begin Dataset

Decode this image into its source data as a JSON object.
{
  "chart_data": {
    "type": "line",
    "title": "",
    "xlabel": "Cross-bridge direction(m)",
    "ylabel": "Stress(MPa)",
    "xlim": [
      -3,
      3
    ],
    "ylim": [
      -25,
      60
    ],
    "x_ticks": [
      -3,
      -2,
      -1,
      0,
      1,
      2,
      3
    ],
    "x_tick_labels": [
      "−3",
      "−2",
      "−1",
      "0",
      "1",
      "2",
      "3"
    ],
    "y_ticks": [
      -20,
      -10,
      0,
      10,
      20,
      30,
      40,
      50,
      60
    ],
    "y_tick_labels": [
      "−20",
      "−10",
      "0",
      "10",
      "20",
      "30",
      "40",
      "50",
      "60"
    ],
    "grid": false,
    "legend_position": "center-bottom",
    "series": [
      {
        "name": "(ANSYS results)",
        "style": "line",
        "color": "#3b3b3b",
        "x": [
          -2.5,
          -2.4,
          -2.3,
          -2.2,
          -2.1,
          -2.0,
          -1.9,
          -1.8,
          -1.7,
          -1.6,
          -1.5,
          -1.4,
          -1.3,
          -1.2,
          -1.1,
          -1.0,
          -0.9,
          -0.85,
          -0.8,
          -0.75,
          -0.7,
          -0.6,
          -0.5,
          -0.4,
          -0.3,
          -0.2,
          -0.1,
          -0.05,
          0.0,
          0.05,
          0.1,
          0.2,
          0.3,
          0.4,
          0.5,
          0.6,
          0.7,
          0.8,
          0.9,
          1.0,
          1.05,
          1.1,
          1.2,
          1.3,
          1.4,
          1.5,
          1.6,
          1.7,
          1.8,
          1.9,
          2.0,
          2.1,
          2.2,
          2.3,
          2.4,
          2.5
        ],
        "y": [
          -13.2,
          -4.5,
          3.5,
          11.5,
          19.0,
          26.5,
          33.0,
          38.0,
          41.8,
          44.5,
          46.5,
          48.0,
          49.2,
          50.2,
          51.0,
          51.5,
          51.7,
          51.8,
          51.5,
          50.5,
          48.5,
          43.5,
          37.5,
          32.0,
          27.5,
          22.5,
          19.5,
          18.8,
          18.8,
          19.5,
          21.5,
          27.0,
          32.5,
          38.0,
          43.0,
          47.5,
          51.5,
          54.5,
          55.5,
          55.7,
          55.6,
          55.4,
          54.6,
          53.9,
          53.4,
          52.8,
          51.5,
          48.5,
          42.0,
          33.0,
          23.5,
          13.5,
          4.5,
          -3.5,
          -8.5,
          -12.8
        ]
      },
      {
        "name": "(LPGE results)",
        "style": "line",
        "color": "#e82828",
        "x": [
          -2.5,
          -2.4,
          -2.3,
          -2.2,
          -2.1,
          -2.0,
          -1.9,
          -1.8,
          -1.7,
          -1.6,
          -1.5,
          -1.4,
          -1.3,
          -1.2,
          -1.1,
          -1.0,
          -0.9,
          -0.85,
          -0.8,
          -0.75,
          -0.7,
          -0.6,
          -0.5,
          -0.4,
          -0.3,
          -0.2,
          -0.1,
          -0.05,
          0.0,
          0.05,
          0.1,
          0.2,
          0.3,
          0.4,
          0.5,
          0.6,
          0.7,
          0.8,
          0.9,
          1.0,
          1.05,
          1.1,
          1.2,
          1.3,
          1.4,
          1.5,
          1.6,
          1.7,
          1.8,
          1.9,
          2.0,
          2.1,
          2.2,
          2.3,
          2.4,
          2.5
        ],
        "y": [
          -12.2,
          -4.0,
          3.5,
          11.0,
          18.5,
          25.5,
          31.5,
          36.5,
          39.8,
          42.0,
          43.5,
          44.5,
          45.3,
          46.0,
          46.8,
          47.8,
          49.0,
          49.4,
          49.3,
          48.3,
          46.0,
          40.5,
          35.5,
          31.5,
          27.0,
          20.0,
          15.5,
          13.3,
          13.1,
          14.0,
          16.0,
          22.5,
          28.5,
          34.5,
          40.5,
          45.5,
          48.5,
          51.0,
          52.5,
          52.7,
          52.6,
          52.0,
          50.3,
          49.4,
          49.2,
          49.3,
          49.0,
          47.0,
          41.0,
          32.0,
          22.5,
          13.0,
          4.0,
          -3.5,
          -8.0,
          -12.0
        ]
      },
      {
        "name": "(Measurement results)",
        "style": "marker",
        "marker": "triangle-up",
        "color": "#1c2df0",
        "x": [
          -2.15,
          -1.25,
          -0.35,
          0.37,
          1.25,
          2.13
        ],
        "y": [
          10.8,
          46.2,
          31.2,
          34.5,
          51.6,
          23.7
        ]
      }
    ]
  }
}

end Dataset

= Required task =
Scan the listing above. Gather each line that contains the word "name".

= Result below =
        "name": "(ANSYS results)",
        "name": "(LPGE results)",
        "name": "(Measurement results)",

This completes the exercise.